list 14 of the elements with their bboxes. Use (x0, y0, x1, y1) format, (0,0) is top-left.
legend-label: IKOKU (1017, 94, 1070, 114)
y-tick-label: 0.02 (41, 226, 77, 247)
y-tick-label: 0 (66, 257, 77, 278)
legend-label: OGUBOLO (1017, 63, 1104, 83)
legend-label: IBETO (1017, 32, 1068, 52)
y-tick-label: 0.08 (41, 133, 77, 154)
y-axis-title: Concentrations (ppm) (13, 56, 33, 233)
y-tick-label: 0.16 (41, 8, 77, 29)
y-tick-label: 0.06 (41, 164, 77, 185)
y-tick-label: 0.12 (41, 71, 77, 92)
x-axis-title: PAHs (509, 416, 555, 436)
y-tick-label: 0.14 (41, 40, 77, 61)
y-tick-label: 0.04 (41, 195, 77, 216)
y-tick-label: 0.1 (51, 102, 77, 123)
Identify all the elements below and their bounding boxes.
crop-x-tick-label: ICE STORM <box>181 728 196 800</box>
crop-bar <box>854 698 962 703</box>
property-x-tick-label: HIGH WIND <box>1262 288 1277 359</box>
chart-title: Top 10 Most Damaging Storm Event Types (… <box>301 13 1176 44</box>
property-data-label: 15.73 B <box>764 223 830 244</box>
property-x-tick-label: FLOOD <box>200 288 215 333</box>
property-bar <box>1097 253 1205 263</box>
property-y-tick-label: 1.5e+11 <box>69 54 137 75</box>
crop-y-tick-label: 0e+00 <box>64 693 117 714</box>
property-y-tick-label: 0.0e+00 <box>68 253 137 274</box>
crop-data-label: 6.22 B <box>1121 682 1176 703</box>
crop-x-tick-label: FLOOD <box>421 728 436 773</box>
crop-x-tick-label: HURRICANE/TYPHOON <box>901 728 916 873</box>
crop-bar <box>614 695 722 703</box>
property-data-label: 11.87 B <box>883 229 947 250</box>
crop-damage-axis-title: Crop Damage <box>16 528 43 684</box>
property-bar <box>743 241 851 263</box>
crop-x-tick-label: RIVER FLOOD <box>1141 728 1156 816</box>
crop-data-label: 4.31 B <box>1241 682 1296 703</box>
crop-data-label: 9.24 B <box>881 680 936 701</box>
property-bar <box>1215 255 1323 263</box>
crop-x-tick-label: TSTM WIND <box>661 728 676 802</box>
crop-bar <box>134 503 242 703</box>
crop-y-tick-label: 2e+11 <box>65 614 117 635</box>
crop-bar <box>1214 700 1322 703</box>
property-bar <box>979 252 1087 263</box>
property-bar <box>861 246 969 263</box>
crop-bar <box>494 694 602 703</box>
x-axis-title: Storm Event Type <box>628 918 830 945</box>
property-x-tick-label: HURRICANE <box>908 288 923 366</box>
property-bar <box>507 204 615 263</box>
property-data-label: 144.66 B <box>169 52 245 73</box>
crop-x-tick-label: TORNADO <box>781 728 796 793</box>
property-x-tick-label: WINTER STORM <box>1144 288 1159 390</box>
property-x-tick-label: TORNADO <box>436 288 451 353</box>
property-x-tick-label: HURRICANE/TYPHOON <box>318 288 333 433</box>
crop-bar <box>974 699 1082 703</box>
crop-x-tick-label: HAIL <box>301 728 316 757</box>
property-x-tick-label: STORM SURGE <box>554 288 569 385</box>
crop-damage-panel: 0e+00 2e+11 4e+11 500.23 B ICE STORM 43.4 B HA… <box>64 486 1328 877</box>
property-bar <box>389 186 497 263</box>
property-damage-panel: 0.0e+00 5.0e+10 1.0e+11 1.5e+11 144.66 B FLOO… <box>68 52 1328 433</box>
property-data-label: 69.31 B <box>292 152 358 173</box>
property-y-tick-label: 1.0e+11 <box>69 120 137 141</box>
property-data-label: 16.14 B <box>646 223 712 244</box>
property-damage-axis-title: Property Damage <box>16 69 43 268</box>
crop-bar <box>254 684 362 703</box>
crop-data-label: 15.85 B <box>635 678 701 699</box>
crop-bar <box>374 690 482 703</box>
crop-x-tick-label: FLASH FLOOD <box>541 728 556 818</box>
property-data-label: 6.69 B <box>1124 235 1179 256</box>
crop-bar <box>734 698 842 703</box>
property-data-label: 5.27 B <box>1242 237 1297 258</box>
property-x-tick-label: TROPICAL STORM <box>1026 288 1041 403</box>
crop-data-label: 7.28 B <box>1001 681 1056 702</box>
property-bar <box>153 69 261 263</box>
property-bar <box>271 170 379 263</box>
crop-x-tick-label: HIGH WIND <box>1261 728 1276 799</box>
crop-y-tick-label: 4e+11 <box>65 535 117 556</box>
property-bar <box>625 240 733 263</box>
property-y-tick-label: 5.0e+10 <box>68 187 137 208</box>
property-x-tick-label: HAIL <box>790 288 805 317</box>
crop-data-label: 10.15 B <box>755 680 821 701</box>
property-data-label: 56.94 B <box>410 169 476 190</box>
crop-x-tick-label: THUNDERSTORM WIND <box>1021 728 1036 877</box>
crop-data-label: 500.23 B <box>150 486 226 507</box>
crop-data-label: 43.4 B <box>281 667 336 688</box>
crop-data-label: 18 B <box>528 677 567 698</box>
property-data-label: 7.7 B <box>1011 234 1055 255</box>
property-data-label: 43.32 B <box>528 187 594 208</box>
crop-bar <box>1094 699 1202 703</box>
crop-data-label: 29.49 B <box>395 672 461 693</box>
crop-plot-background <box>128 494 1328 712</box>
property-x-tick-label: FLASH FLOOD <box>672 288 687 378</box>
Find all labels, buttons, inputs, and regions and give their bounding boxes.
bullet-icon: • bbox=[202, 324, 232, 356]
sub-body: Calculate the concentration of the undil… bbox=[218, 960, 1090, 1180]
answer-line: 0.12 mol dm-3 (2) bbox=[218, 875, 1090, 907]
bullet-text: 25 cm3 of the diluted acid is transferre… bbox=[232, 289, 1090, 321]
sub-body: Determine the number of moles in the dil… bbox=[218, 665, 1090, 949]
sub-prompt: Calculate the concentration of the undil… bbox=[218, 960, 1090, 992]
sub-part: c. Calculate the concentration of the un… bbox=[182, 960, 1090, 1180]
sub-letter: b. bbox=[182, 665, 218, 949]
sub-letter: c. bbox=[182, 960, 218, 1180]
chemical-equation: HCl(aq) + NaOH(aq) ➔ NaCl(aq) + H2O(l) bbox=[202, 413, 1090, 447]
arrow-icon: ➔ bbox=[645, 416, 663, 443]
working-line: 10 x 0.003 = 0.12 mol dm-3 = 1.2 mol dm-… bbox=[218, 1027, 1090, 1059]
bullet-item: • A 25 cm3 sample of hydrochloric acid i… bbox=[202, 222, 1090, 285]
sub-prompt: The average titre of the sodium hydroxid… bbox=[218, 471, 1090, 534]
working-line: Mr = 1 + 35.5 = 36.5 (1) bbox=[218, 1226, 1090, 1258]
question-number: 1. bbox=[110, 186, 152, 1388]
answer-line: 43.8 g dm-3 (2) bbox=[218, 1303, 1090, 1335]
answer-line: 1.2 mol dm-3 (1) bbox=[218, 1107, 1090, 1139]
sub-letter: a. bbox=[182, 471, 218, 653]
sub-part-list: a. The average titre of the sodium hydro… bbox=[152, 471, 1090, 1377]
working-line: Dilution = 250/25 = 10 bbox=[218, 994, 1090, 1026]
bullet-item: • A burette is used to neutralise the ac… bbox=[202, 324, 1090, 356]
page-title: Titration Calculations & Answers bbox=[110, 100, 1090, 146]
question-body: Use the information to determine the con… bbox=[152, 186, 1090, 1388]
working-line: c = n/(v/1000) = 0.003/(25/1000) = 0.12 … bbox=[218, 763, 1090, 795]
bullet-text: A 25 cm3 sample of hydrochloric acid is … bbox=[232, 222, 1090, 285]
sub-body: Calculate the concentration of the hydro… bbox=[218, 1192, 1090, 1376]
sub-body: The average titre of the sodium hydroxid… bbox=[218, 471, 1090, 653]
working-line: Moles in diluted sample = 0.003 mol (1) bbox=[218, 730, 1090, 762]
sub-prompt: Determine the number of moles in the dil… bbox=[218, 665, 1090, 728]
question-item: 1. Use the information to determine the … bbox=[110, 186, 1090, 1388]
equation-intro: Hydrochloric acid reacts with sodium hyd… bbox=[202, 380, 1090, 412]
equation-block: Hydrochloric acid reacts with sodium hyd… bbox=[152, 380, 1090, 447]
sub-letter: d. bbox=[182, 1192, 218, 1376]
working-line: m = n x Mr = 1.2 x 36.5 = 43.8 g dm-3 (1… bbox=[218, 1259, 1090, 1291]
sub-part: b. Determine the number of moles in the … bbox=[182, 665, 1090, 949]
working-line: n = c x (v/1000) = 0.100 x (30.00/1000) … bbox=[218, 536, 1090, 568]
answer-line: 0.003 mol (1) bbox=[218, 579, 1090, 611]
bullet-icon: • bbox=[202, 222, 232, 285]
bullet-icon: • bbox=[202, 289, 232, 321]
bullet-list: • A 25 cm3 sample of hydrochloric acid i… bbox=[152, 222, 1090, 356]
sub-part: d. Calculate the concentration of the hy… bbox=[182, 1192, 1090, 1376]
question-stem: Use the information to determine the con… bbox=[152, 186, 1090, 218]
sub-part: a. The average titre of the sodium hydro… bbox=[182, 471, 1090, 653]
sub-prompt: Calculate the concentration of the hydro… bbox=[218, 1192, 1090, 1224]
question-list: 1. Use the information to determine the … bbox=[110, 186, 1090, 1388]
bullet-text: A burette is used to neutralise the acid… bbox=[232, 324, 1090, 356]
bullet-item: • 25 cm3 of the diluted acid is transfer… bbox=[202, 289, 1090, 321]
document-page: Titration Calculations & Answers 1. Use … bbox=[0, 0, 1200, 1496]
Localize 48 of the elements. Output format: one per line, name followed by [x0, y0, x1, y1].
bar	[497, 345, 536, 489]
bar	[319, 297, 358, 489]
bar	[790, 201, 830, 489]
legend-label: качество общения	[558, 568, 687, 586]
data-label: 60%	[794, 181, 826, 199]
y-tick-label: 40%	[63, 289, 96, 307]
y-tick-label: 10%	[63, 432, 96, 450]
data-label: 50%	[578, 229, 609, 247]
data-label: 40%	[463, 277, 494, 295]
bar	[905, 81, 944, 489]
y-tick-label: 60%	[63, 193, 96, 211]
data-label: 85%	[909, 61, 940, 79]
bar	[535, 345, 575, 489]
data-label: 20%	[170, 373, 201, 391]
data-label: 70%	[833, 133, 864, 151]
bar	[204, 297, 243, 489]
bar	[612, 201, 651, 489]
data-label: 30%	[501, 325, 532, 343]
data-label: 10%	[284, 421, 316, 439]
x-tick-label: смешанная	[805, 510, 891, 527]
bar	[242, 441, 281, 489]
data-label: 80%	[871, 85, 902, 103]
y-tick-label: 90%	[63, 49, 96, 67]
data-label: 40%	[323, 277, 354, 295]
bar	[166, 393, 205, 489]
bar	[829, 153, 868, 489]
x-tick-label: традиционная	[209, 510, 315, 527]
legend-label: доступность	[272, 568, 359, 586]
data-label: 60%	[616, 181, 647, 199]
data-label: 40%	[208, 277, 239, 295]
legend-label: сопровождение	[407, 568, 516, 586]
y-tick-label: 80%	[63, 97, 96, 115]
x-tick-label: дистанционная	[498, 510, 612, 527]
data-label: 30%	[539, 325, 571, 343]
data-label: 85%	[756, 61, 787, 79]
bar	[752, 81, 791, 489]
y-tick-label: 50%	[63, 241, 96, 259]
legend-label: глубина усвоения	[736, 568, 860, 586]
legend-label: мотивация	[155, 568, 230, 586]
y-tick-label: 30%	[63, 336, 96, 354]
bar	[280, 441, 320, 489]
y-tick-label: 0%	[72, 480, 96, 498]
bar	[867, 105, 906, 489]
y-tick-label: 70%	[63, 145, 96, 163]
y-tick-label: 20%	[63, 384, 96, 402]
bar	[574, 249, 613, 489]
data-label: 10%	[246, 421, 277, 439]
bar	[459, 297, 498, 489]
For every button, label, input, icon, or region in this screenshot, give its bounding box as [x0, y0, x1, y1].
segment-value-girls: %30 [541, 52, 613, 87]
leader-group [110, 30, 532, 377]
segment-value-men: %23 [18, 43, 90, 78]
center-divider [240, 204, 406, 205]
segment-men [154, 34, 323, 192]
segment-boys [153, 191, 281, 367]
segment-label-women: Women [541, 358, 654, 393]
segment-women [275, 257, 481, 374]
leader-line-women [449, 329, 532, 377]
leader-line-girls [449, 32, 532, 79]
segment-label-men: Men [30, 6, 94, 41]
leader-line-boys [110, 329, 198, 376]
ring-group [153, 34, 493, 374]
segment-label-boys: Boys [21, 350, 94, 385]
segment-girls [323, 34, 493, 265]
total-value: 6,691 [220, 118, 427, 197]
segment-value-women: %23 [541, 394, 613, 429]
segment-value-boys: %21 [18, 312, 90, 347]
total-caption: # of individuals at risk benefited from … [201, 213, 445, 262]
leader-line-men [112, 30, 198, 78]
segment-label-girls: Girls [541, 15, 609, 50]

◆ **PROMPT**
Collect every line of the entries above that contains the string "HIGH". Case counts.

◆ **THE SOLUTION**
property-x-tick-label: HIGH WIND <box>1262 288 1277 359</box>
crop-x-tick-label: HIGH WIND <box>1261 728 1276 799</box>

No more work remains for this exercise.